(Figure contents as structured data)
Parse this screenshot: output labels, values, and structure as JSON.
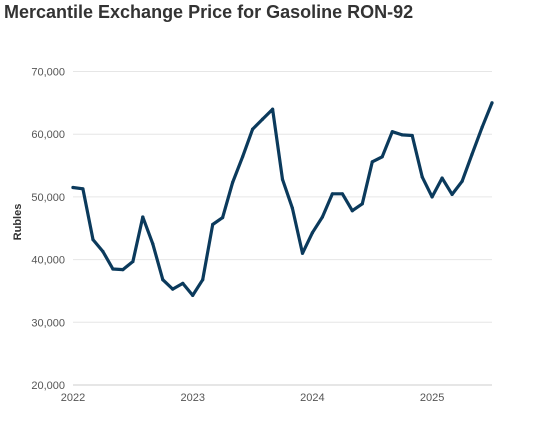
{
  "chart_data": {
    "type": "line",
    "title": "Mercantile Exchange Price for Gasoline RON-92",
    "xlabel": "",
    "ylabel": "Rubles",
    "x_ticks": [
      "2022",
      "2023",
      "2024",
      "2025"
    ],
    "y_ticks": [
      "20,000",
      "30,000",
      "40,000",
      "50,000",
      "60,000",
      "70,000"
    ],
    "ylim": [
      20000,
      72000
    ],
    "xlim": [
      2022.0,
      2025.5
    ],
    "grid": "horizontal",
    "legend": "none",
    "line_color": "#0b3a5c",
    "series": [
      {
        "x": [
          2022.0,
          2022.083,
          2022.167,
          2022.25,
          2022.333,
          2022.417,
          2022.5,
          2022.583,
          2022.667,
          2022.75,
          2022.833,
          2022.917,
          2023.0,
          2023.083,
          2023.167,
          2023.25,
          2023.333,
          2023.417,
          2023.5,
          2023.583,
          2023.667,
          2023.75,
          2023.833,
          2023.917,
          2024.0,
          2024.083,
          2024.167,
          2024.25,
          2024.333,
          2024.417,
          2024.5,
          2024.583,
          2024.667,
          2024.75,
          2024.833,
          2024.917,
          2025.0,
          2025.083,
          2025.167,
          2025.25,
          2025.333,
          2025.417,
          2025.5
        ],
        "values": [
          51500,
          51300,
          43200,
          41300,
          38500,
          38400,
          39700,
          46800,
          42500,
          36800,
          35300,
          36200,
          34300,
          36800,
          45600,
          46700,
          52300,
          56400,
          60800,
          62400,
          64000,
          52800,
          48200,
          41000,
          44300,
          46800,
          50500,
          50500,
          47800,
          48900,
          55600,
          56400,
          60400,
          59900,
          59800,
          53200,
          50000,
          53000,
          50400,
          52500,
          56800,
          61100,
          65000
        ]
      }
    ]
  }
}
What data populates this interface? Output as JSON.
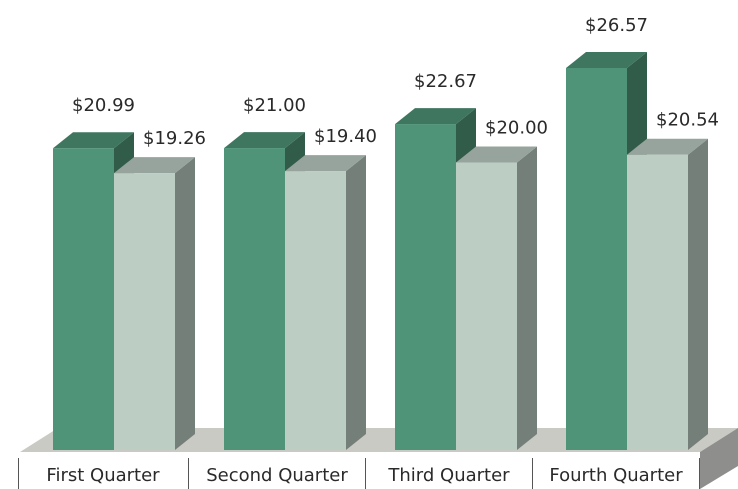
{
  "chart_data": {
    "type": "bar3d",
    "categories": [
      "First Quarter",
      "Second Quarter",
      "Third Quarter",
      "Fourth Quarter"
    ],
    "series": [
      {
        "color": "#4f9478",
        "values": [
          20.99,
          21.0,
          22.67,
          26.57
        ],
        "value_labels": [
          "$20.99",
          "$21.00",
          "$22.67",
          "$26.57"
        ]
      },
      {
        "color": "#bccdc4",
        "values": [
          19.26,
          19.4,
          20.0,
          20.54
        ],
        "value_labels": [
          "$19.26",
          "$19.40",
          "$20.00",
          "$20.54"
        ]
      }
    ]
  }
}
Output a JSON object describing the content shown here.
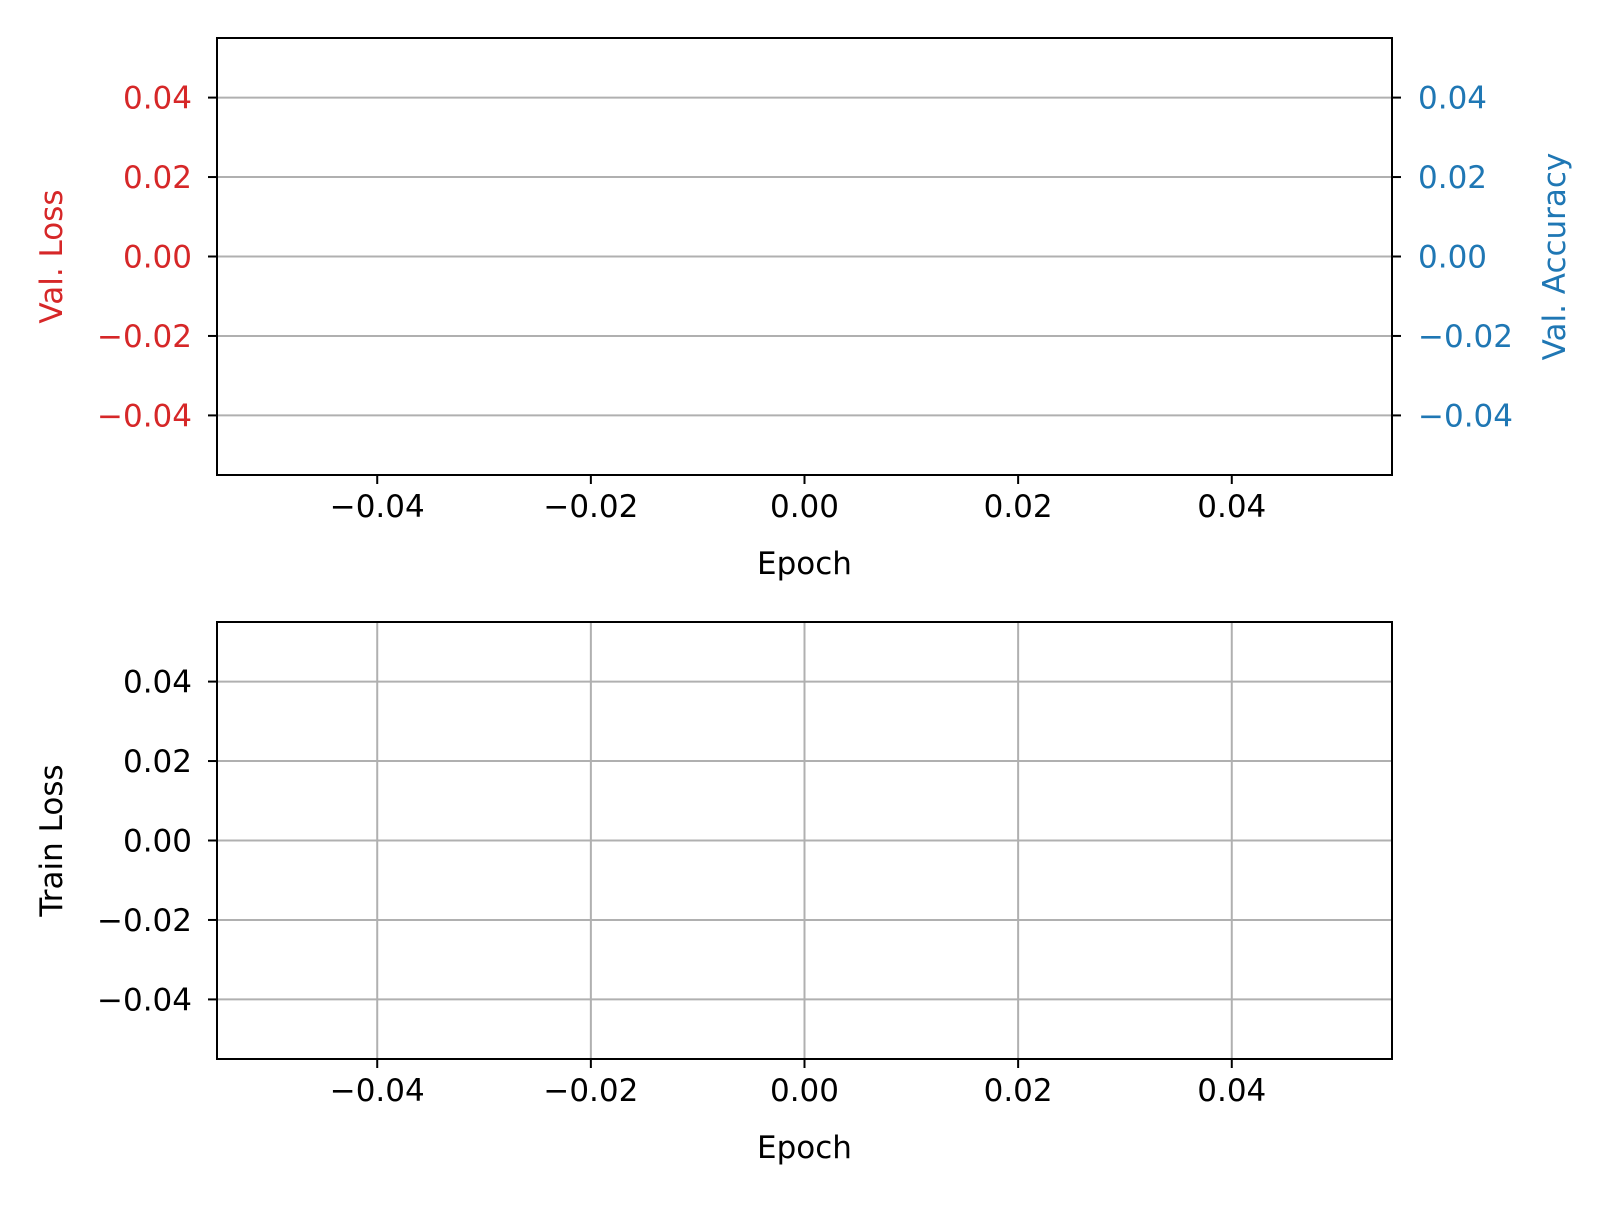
{
  "chart_data": [
    {
      "type": "line",
      "title": "",
      "xlabel": "Epoch",
      "ylabel": "Val. Loss",
      "ylabel_right": "Val. Accuracy",
      "xlim": [
        -0.055,
        0.055
      ],
      "ylim": [
        -0.055,
        0.055
      ],
      "ylim_right": [
        -0.055,
        0.055
      ],
      "x_ticks": [
        -0.04,
        -0.02,
        0.0,
        0.02,
        0.04
      ],
      "x_tick_labels": [
        "−0.04",
        "−0.02",
        "0.00",
        "0.02",
        "0.04"
      ],
      "y_ticks": [
        0.04,
        0.02,
        0.0,
        -0.02,
        -0.04
      ],
      "y_tick_labels": [
        "0.04",
        "0.02",
        "0.00",
        "−0.02",
        "−0.04"
      ],
      "y_ticks_right": [
        0.04,
        0.02,
        0.0,
        -0.02,
        -0.04
      ],
      "y_tick_labels_right": [
        "0.04",
        "0.02",
        "0.00",
        "−0.02",
        "−0.04"
      ],
      "grid": "horizontal",
      "left_axis_color": "#d62728",
      "right_axis_color": "#1f77b4",
      "series": []
    },
    {
      "type": "line",
      "title": "",
      "xlabel": "Epoch",
      "ylabel": "Train Loss",
      "xlim": [
        -0.055,
        0.055
      ],
      "ylim": [
        -0.055,
        0.055
      ],
      "x_ticks": [
        -0.04,
        -0.02,
        0.0,
        0.02,
        0.04
      ],
      "x_tick_labels": [
        "−0.04",
        "−0.02",
        "0.00",
        "0.02",
        "0.04"
      ],
      "y_ticks": [
        0.04,
        0.02,
        0.0,
        -0.02,
        -0.04
      ],
      "y_tick_labels": [
        "0.04",
        "0.02",
        "0.00",
        "−0.02",
        "−0.04"
      ],
      "grid": "both",
      "axis_color": "#000000",
      "series": []
    }
  ]
}
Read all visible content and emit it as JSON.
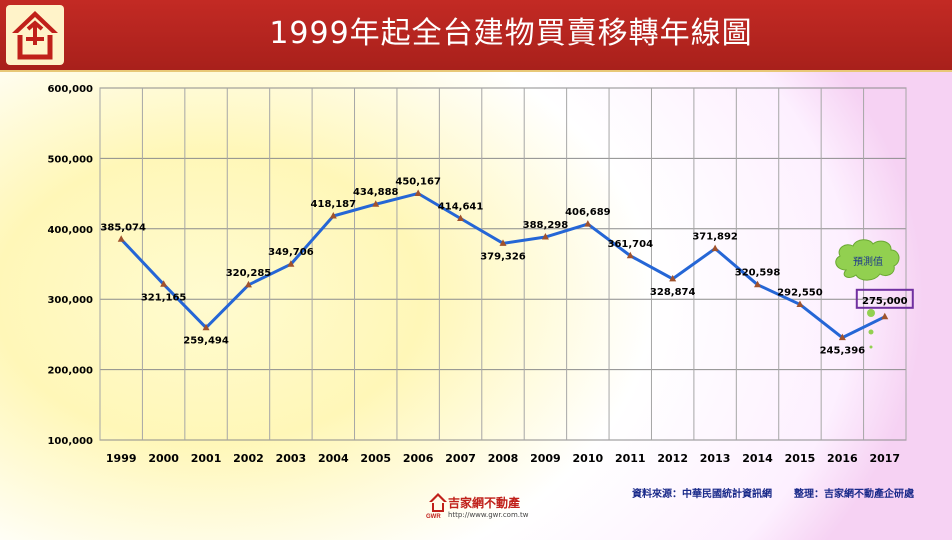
{
  "header": {
    "title": "1999年起全台建物買賣移轉年線圖"
  },
  "footer": {
    "source": "資料來源：中華民國統計資訊網",
    "compiled_by": "整理：吉家網不動產企研處",
    "brand_name": "吉家網不動產",
    "brand_abbr": "GWR",
    "brand_url": "http://www.gwr.com.tw"
  },
  "forecast_label": "預測值",
  "colors": {
    "header": "#b5221d",
    "line": "#2566d6",
    "marker": "#a0522d",
    "forecast_box": "#7030a0",
    "cloud": "#92d050"
  },
  "chart_data": {
    "type": "line",
    "title": "1999年起全台建物買賣移轉年線圖",
    "xlabel": "",
    "ylabel": "",
    "categories": [
      "1999",
      "2000",
      "2001",
      "2002",
      "2003",
      "2004",
      "2005",
      "2006",
      "2007",
      "2008",
      "2009",
      "2010",
      "2011",
      "2012",
      "2013",
      "2014",
      "2015",
      "2016",
      "2017"
    ],
    "values": [
      385074,
      321165,
      259494,
      320285,
      349706,
      418187,
      434888,
      450167,
      414641,
      379326,
      388298,
      406689,
      361704,
      328874,
      371892,
      320598,
      292550,
      245396,
      275000
    ],
    "data_labels": [
      "385,074",
      "321,165",
      "259,494",
      "320,285",
      "349,706",
      "418,187",
      "434,888",
      "450,167",
      "414,641",
      "379,326",
      "388,298",
      "406,689",
      "361,704",
      "328,874",
      "371,892",
      "320,598",
      "292,550",
      "245,396",
      "275,000"
    ],
    "y_ticks": [
      "100,000",
      "200,000",
      "300,000",
      "400,000",
      "500,000",
      "600,000"
    ],
    "ylim": [
      100000,
      600000
    ],
    "grid": true,
    "forecast_index": 18
  }
}
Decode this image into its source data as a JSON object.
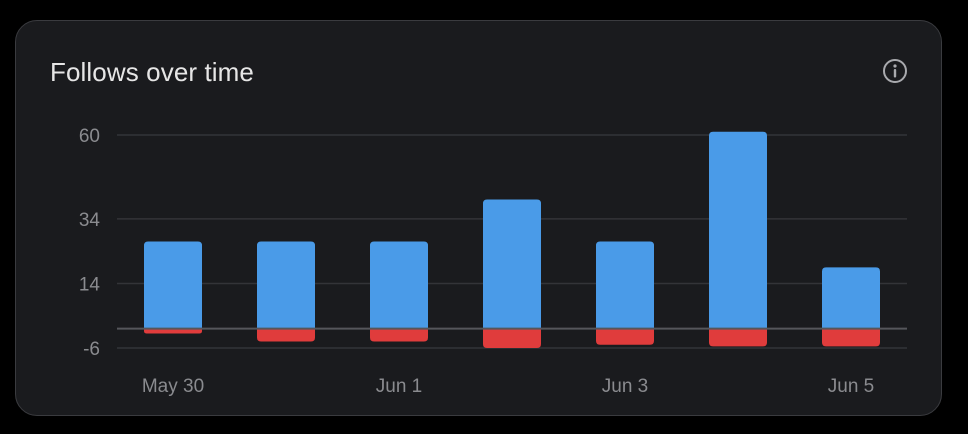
{
  "card": {
    "title": "Follows over time"
  },
  "icons": {
    "info": "info-icon"
  },
  "colors": {
    "background": "#1a1b1e",
    "gridline": "#333438",
    "zero_line": "#55565b",
    "tick_text": "#8a8b8f",
    "follows": "#4a9be8",
    "unfollows": "#e03c3c"
  },
  "chart_data": {
    "type": "bar",
    "stacked": true,
    "x": [
      "May 30",
      "May 31",
      "Jun 1",
      "Jun 2",
      "Jun 3",
      "Jun 4",
      "Jun 5"
    ],
    "x_tick_labels": [
      "May 30",
      "Jun 1",
      "Jun 3",
      "Jun 5"
    ],
    "y_ticks": [
      -6,
      14,
      34,
      60
    ],
    "ylim": [
      -6,
      60
    ],
    "grid": true,
    "series": [
      {
        "values": [
          27,
          27,
          27,
          40,
          27,
          61,
          19
        ]
      },
      {
        "values": [
          -1.5,
          -4,
          -4,
          -6,
          -5,
          -5.5,
          -5.5
        ]
      }
    ]
  }
}
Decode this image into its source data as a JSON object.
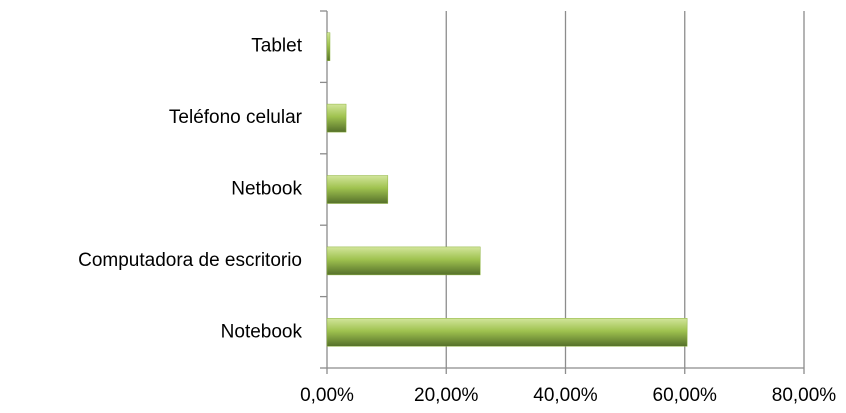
{
  "chart_data": {
    "type": "bar",
    "orientation": "horizontal",
    "categories": [
      "Notebook",
      "Computadora de escritorio",
      "Netbook",
      "Teléfono celular",
      "Tablet"
    ],
    "values": [
      60.4,
      25.7,
      10.2,
      3.2,
      0.5
    ],
    "color": "#8db33e",
    "xlim": [
      0,
      80
    ],
    "xticks": [
      {
        "value": 0,
        "label": "0,00%"
      },
      {
        "value": 20,
        "label": "20,00%"
      },
      {
        "value": 40,
        "label": "40,00%"
      },
      {
        "value": 60,
        "label": "60,00%"
      },
      {
        "value": 80,
        "label": "80,00%"
      }
    ],
    "grid": true
  }
}
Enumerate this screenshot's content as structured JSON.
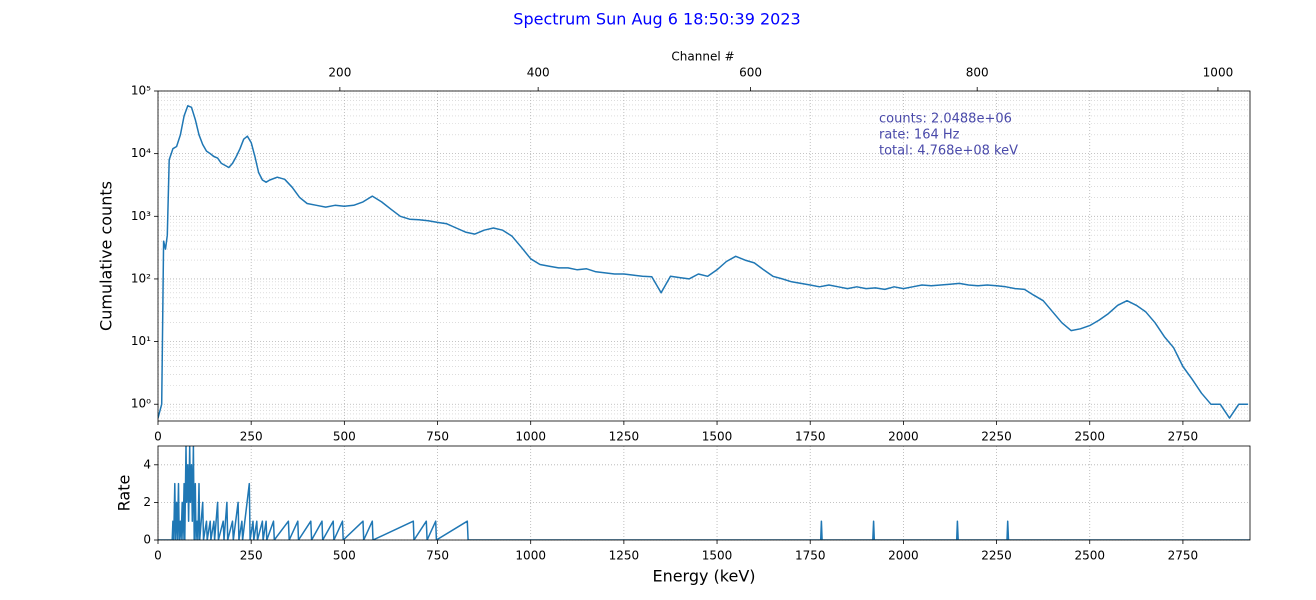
{
  "chart_data": [
    {
      "type": "line",
      "title": "Spectrum Sun Aug  6 18:50:39 2023",
      "annotations": [
        "counts: 2.0488e+06",
        "rate:   164 Hz",
        "total:  4.768e+08 keV"
      ],
      "ylabel": "Cumulative counts",
      "x2label": "Channel #",
      "x2ticks": [
        200,
        400,
        600,
        800,
        1000
      ],
      "channel_calibration": [
        -6,
        2.375,
        0.000475
      ],
      "xlim": [
        0,
        2930
      ],
      "xticks": [
        0,
        250,
        500,
        750,
        1000,
        1250,
        1500,
        1750,
        2000,
        2250,
        2500,
        2750
      ],
      "log_y": true,
      "ylim": [
        0.54,
        100000
      ],
      "yticks": [
        {
          "value": 1,
          "label": "10⁰"
        },
        {
          "value": 10,
          "label": "10¹"
        },
        {
          "value": 100,
          "label": "10²"
        },
        {
          "value": 1000,
          "label": "10³"
        },
        {
          "value": 10000,
          "label": "10⁴"
        },
        {
          "value": 100000,
          "label": "10⁵"
        }
      ],
      "grid": true,
      "color": "#1f77b4",
      "x": [
        0,
        10,
        15,
        20,
        25,
        30,
        40,
        50,
        60,
        70,
        80,
        90,
        100,
        110,
        120,
        130,
        140,
        150,
        160,
        170,
        180,
        190,
        200,
        210,
        220,
        230,
        240,
        250,
        260,
        270,
        280,
        290,
        300,
        320,
        340,
        360,
        380,
        400,
        425,
        450,
        475,
        500,
        525,
        550,
        575,
        600,
        625,
        650,
        675,
        700,
        725,
        750,
        775,
        800,
        825,
        850,
        875,
        900,
        925,
        950,
        975,
        1000,
        1025,
        1050,
        1075,
        1100,
        1125,
        1150,
        1175,
        1200,
        1225,
        1250,
        1275,
        1300,
        1325,
        1350,
        1375,
        1400,
        1425,
        1450,
        1475,
        1500,
        1525,
        1550,
        1575,
        1600,
        1625,
        1650,
        1675,
        1700,
        1725,
        1750,
        1775,
        1800,
        1825,
        1850,
        1875,
        1900,
        1925,
        1950,
        1975,
        2000,
        2025,
        2050,
        2075,
        2100,
        2125,
        2150,
        2175,
        2200,
        2225,
        2250,
        2275,
        2300,
        2325,
        2350,
        2375,
        2400,
        2425,
        2450,
        2475,
        2500,
        2525,
        2550,
        2575,
        2600,
        2625,
        2650,
        2675,
        2700,
        2725,
        2750,
        2775,
        2800,
        2825,
        2850,
        2875,
        2900,
        2925
      ],
      "values": [
        0.6,
        1,
        400,
        300,
        500,
        8000,
        12000,
        13000,
        20000,
        40000,
        58000,
        55000,
        35000,
        20000,
        14000,
        11000,
        10000,
        9000,
        8500,
        7000,
        6500,
        6000,
        7000,
        9000,
        12000,
        17000,
        19000,
        15000,
        9000,
        5000,
        3800,
        3500,
        3800,
        4200,
        3900,
        2900,
        2000,
        1600,
        1500,
        1400,
        1500,
        1450,
        1500,
        1700,
        2100,
        1700,
        1300,
        1000,
        900,
        880,
        850,
        800,
        760,
        650,
        560,
        520,
        600,
        650,
        600,
        480,
        320,
        210,
        170,
        160,
        150,
        150,
        140,
        145,
        130,
        125,
        120,
        120,
        115,
        110,
        108,
        60,
        110,
        105,
        100,
        120,
        110,
        140,
        190,
        230,
        200,
        180,
        140,
        110,
        100,
        90,
        85,
        80,
        75,
        80,
        75,
        70,
        75,
        70,
        72,
        68,
        75,
        70,
        75,
        80,
        78,
        80,
        82,
        85,
        80,
        78,
        80,
        78,
        75,
        70,
        68,
        55,
        45,
        30,
        20,
        15,
        16,
        18,
        22,
        28,
        38,
        45,
        38,
        30,
        20,
        12,
        8,
        4,
        2.5,
        1.5,
        1,
        1,
        0.6,
        1,
        1
      ]
    },
    {
      "type": "line",
      "xlabel": "Energy (keV)",
      "ylabel": "Rate",
      "xlim": [
        0,
        2930
      ],
      "xticks": [
        0,
        250,
        500,
        750,
        1000,
        1250,
        1500,
        1750,
        2000,
        2250,
        2500,
        2750
      ],
      "ylim": [
        0,
        5
      ],
      "yticks": [
        0,
        2,
        4
      ],
      "grid": true,
      "color": "#1f77b4",
      "x": [
        0,
        38,
        40,
        42,
        45,
        47,
        50,
        52,
        55,
        57,
        60,
        62,
        65,
        67,
        70,
        72,
        75,
        77,
        80,
        82,
        85,
        87,
        90,
        92,
        95,
        97,
        100,
        102,
        105,
        107,
        110,
        112,
        120,
        122,
        130,
        132,
        140,
        142,
        150,
        152,
        160,
        162,
        175,
        177,
        185,
        187,
        200,
        202,
        215,
        217,
        225,
        227,
        245,
        247,
        255,
        257,
        265,
        267,
        280,
        282,
        290,
        292,
        310,
        312,
        350,
        352,
        375,
        377,
        410,
        412,
        440,
        442,
        470,
        472,
        495,
        497,
        550,
        552,
        575,
        577,
        685,
        687,
        720,
        722,
        745,
        747,
        830,
        832,
        1778,
        1780,
        1782,
        1918,
        1920,
        1922,
        2143,
        2145,
        2147,
        2278,
        2280,
        2282,
        2930
      ],
      "values": [
        0,
        0,
        1,
        0,
        3,
        0,
        2,
        0,
        3,
        0,
        1,
        0,
        2,
        0,
        3,
        0,
        5,
        2,
        4,
        1,
        5,
        2,
        4,
        1,
        5,
        0,
        3,
        0,
        1,
        0,
        3,
        0,
        2,
        0,
        1,
        0,
        1,
        0,
        1,
        0,
        2,
        0,
        1,
        0,
        2,
        0,
        1,
        0,
        2,
        0,
        1,
        0,
        3,
        0,
        1,
        0,
        1,
        0,
        1,
        0,
        1,
        0,
        1,
        0,
        1,
        0,
        1,
        0,
        1,
        0,
        1,
        0,
        1,
        0,
        1,
        0,
        1,
        0,
        1,
        0,
        1,
        0,
        1,
        0,
        1,
        0,
        1,
        0,
        0,
        1,
        0,
        0,
        1,
        0,
        0,
        1,
        0,
        0,
        1,
        0,
        0
      ]
    }
  ]
}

- **TO DO**
Each line holding "title" must be found and copied.

- **THE REPLY**
    "title": "Mercantile Exchange Price for Gasoline RON-92",
      "title": "",
      "title": "",
    "title": "1999年起全台建物買賣移轉年線圖"
    "title": "1999年起全台建物買賣移轉年線圖",
    "title": "Follows over time"
      "title": "Spectrum Sun Aug  6 18:50:39 2023",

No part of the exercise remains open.